Work to be completed >> Tally the lines of the data that include the word "name" and state the total, nothing else.

Exercise input >>
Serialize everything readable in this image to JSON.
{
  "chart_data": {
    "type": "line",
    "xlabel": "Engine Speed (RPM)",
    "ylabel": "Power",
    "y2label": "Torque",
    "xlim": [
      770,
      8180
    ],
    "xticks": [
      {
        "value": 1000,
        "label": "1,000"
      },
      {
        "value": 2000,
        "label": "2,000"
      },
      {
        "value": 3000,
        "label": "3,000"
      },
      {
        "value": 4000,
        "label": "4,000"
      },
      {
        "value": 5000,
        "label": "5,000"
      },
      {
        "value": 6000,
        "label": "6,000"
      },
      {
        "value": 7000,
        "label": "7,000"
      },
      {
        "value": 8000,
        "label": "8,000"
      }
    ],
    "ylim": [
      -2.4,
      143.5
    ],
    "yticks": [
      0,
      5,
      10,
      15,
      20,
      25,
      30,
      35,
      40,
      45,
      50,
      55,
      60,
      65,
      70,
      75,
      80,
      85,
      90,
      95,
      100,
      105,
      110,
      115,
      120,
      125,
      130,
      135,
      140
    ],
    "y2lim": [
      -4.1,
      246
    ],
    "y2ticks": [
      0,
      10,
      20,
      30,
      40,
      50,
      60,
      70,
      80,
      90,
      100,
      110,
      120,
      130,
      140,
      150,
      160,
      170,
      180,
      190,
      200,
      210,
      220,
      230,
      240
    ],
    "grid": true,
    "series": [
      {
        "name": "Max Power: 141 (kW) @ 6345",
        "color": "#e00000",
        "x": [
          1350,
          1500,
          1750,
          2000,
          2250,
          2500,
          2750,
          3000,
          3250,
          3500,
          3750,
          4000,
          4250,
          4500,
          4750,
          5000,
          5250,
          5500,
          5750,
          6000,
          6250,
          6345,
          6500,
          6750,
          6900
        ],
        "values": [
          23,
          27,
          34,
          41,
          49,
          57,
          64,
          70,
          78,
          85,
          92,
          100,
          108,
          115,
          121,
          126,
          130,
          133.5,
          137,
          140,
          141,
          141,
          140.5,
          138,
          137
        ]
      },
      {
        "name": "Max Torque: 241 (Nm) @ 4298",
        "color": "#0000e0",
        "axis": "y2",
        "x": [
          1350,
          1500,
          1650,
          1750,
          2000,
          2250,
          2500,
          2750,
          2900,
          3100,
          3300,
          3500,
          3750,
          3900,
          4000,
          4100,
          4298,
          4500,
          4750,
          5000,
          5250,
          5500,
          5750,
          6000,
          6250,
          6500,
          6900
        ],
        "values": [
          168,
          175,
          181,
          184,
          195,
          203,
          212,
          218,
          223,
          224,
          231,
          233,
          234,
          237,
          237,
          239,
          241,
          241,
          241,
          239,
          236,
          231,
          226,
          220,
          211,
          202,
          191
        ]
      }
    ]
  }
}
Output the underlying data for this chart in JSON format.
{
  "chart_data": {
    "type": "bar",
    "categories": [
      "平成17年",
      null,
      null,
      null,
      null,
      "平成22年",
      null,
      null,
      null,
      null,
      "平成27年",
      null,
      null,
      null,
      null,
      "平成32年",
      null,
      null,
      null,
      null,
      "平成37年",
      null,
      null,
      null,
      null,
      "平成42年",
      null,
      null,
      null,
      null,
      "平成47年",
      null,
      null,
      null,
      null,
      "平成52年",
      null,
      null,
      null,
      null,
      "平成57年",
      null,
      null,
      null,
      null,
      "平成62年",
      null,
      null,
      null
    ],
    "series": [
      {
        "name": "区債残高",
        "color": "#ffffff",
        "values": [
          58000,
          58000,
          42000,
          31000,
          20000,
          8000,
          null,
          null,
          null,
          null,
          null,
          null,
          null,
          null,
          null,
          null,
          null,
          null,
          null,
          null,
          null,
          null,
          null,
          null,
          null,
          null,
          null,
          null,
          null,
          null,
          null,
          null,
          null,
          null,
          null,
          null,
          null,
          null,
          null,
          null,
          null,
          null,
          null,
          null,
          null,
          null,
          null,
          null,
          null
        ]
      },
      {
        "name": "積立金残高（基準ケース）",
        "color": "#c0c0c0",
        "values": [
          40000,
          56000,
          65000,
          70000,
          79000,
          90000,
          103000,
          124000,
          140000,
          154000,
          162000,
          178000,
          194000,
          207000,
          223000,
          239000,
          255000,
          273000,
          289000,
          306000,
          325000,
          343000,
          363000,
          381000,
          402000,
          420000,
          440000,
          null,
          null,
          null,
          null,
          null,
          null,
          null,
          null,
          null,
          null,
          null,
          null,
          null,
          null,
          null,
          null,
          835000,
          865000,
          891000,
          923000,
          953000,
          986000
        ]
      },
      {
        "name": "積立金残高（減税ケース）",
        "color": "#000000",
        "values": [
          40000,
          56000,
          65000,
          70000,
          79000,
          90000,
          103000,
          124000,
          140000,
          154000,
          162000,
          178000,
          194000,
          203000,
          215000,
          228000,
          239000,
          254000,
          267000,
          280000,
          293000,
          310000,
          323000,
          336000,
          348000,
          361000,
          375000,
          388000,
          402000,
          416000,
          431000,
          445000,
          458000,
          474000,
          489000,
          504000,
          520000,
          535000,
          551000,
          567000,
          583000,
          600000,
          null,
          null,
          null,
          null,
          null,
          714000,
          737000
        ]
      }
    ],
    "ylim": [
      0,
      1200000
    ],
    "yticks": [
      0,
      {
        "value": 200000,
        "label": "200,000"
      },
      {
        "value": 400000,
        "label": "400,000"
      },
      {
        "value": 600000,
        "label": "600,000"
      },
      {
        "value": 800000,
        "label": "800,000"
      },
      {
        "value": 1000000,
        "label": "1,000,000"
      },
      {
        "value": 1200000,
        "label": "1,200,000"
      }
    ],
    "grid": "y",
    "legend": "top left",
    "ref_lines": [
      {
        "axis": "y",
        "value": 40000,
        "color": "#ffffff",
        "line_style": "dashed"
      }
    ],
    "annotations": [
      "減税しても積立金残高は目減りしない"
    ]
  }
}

Task result >> 5